**YOUR OBJECTIVE**. Reproduce the records. Keep every word exact and include no images.

Chart and figure data
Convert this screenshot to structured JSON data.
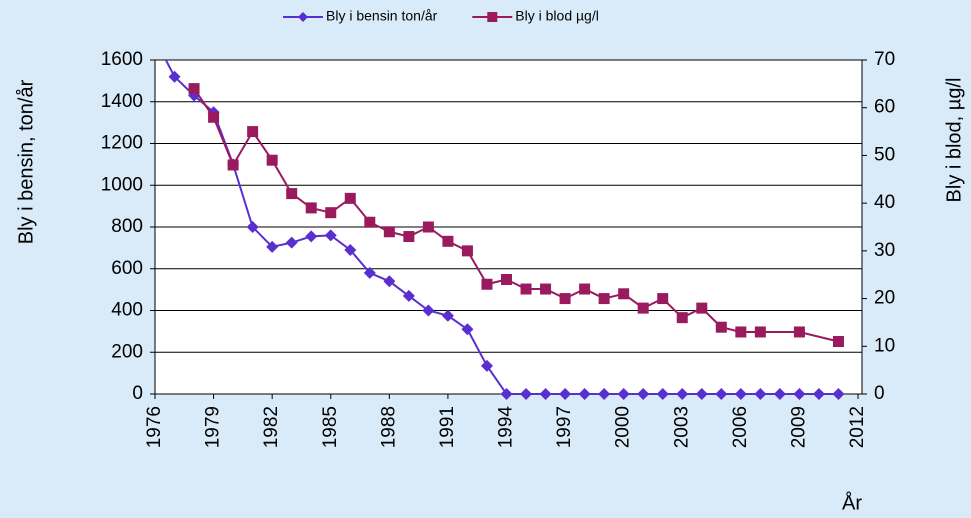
{
  "chart_data": {
    "type": "line",
    "xlabel": "År",
    "ylabel": "Bly i bensin, ton/år",
    "y2label": "Bly i blod, µg/l",
    "xlim": [
      1976,
      2012
    ],
    "xticks": [
      1976,
      1979,
      1982,
      1985,
      1988,
      1991,
      1994,
      1997,
      2000,
      2003,
      2006,
      2009,
      2012
    ],
    "ylim": [
      0,
      1600
    ],
    "yticks": [
      0,
      200,
      400,
      600,
      800,
      1000,
      1200,
      1400,
      1600
    ],
    "y2lim": [
      0,
      70
    ],
    "y2ticks": [
      0,
      10,
      20,
      30,
      40,
      50,
      60,
      70
    ],
    "grid": true,
    "legend": "top",
    "series": [
      {
        "name": "Bly i bensin ton/år",
        "color": "#5a2fd0",
        "marker": "diamond",
        "x": [
          1976,
          1977,
          1978,
          1979,
          1980,
          1981,
          1982,
          1983,
          1984,
          1985,
          1986,
          1987,
          1988,
          1989,
          1990,
          1991,
          1992,
          1993,
          1994,
          1995,
          1996,
          1997,
          1998,
          1999,
          2000,
          2001,
          2002,
          2003,
          2004,
          2005,
          2006,
          2007,
          2008,
          2009,
          2010,
          2011
        ],
        "values": [
          1700,
          1520,
          1430,
          1350,
          1100,
          800,
          705,
          725,
          755,
          760,
          690,
          580,
          540,
          470,
          400,
          375,
          310,
          135,
          0,
          0,
          0,
          0,
          0,
          0,
          0,
          0,
          0,
          0,
          0,
          0,
          0,
          0,
          0,
          0,
          0,
          0
        ]
      },
      {
        "name": "Bly i blod µg/l",
        "color": "#9a1a5e",
        "marker": "square",
        "axis": "y2",
        "x": [
          1978,
          1979,
          1980,
          1981,
          1982,
          1983,
          1984,
          1985,
          1986,
          1987,
          1988,
          1989,
          1990,
          1991,
          1992,
          1993,
          1994,
          1995,
          1996,
          1997,
          1998,
          1999,
          2000,
          2001,
          2002,
          2003,
          2004,
          2005,
          2006,
          2007,
          2009,
          2011
        ],
        "values": [
          64,
          58,
          48,
          55,
          49,
          42,
          39,
          38,
          41,
          36,
          34,
          33,
          35,
          32,
          30,
          23,
          24,
          22,
          22,
          20,
          22,
          20,
          21,
          18,
          20,
          16,
          18,
          14,
          13,
          13,
          13,
          11
        ]
      }
    ]
  }
}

**REPLY TO THE TASK**.
Convert this screenshot to structured JSON data.
{
  "chart_data": {
    "type": "line",
    "xlabel": "År",
    "ylabel": "Bly i bensin, ton/år",
    "y2label": "Bly i blod, µg/l",
    "xlim": [
      1976,
      2012
    ],
    "xticks": [
      1976,
      1979,
      1982,
      1985,
      1988,
      1991,
      1994,
      1997,
      2000,
      2003,
      2006,
      2009,
      2012
    ],
    "ylim": [
      0,
      1600
    ],
    "yticks": [
      0,
      200,
      400,
      600,
      800,
      1000,
      1200,
      1400,
      1600
    ],
    "y2lim": [
      0,
      70
    ],
    "y2ticks": [
      0,
      10,
      20,
      30,
      40,
      50,
      60,
      70
    ],
    "grid": true,
    "legend": "top",
    "series": [
      {
        "name": "Bly i bensin ton/år",
        "color": "#5a2fd0",
        "marker": "diamond",
        "x": [
          1976,
          1977,
          1978,
          1979,
          1980,
          1981,
          1982,
          1983,
          1984,
          1985,
          1986,
          1987,
          1988,
          1989,
          1990,
          1991,
          1992,
          1993,
          1994,
          1995,
          1996,
          1997,
          1998,
          1999,
          2000,
          2001,
          2002,
          2003,
          2004,
          2005,
          2006,
          2007,
          2008,
          2009,
          2010,
          2011
        ],
        "values": [
          1700,
          1520,
          1430,
          1350,
          1100,
          800,
          705,
          725,
          755,
          760,
          690,
          580,
          540,
          470,
          400,
          375,
          310,
          135,
          0,
          0,
          0,
          0,
          0,
          0,
          0,
          0,
          0,
          0,
          0,
          0,
          0,
          0,
          0,
          0,
          0,
          0
        ]
      },
      {
        "name": "Bly i blod µg/l",
        "color": "#9a1a5e",
        "marker": "square",
        "axis": "y2",
        "x": [
          1978,
          1979,
          1980,
          1981,
          1982,
          1983,
          1984,
          1985,
          1986,
          1987,
          1988,
          1989,
          1990,
          1991,
          1992,
          1993,
          1994,
          1995,
          1996,
          1997,
          1998,
          1999,
          2000,
          2001,
          2002,
          2003,
          2004,
          2005,
          2006,
          2007,
          2009,
          2011
        ],
        "values": [
          64,
          58,
          48,
          55,
          49,
          42,
          39,
          38,
          41,
          36,
          34,
          33,
          35,
          32,
          30,
          23,
          24,
          22,
          22,
          20,
          22,
          20,
          21,
          18,
          20,
          16,
          18,
          14,
          13,
          13,
          13,
          11
        ]
      }
    ]
  }
}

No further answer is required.